*Task input*.
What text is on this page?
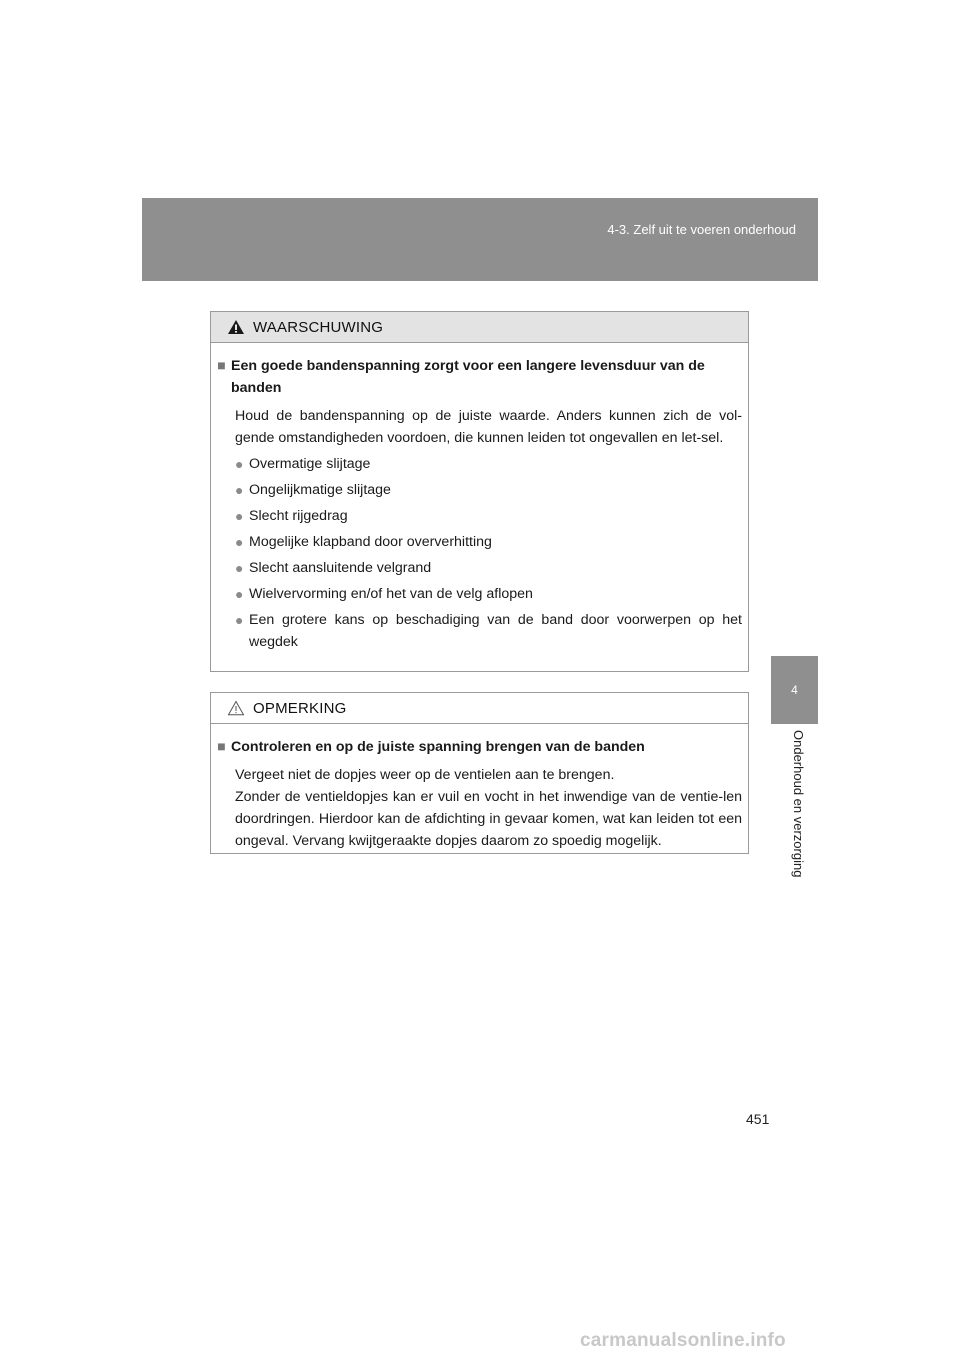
4-3. Zelf uit te voeren onderhoud
4
Onderhoud en verzorging
WAARSCHUWING
■ Een goede bandenspanning zorgt voor een langere levensduur van de banden
Houd de bandenspanning op de juiste waarde. Anders kunnen zich de vol-gende omstandigheden voordoen, die kunnen leiden tot ongevallen en let-sel.
● Overmatige slijtage
● Ongelijkmatige slijtage
● Slecht rijgedrag
● Mogelijke klapband door oververhitting
● Slecht aansluitende velgrand
● Wielvervorming en/of het van de velg aflopen
● Een grotere kans op beschadiging van de band door voorwerpen op het wegdek
OPMERKING
■ Controleren en op de juiste spanning brengen van de banden
Vergeet niet de dopjes weer op de ventielen aan te brengen.
Zonder de ventieldopjes kan er vuil en vocht in het inwendige van de ventie-len doordringen. Hierdoor kan de afdichting in gevaar komen, wat kan leiden tot een ongeval. Vervang kwijtgeraakte dopjes daarom zo spoedig mogelijk.
451
carmanualsonline.info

*Written problem*. Make an exact copy of every record, pictures excluded.

*Task answer*.
What text is on this page?
4-3. Zelf uit te voeren onderhoud
4
Onderhoud en verzorging
WAARSCHUWING
■ Een goede bandenspanning zorgt voor een langere levensduur van de banden
Houd de bandenspanning op de juiste waarde. Anders kunnen zich de vol-gende omstandigheden voordoen, die kunnen leiden tot ongevallen en let-sel.
● Overmatige slijtage
● Ongelijkmatige slijtage
● Slecht rijgedrag
● Mogelijke klapband door oververhitting
● Slecht aansluitende velgrand
● Wielvervorming en/of het van de velg aflopen
● Een grotere kans op beschadiging van de band door voorwerpen op het wegdek
OPMERKING
■ Controleren en op de juiste spanning brengen van de banden
Vergeet niet de dopjes weer op de ventielen aan te brengen.
Zonder de ventieldopjes kan er vuil en vocht in het inwendige van de ventie-len doordringen. Hierdoor kan de afdichting in gevaar komen, wat kan leiden tot een ongeval. Vervang kwijtgeraakte dopjes daarom zo spoedig mogelijk.
451
carmanualsonline.info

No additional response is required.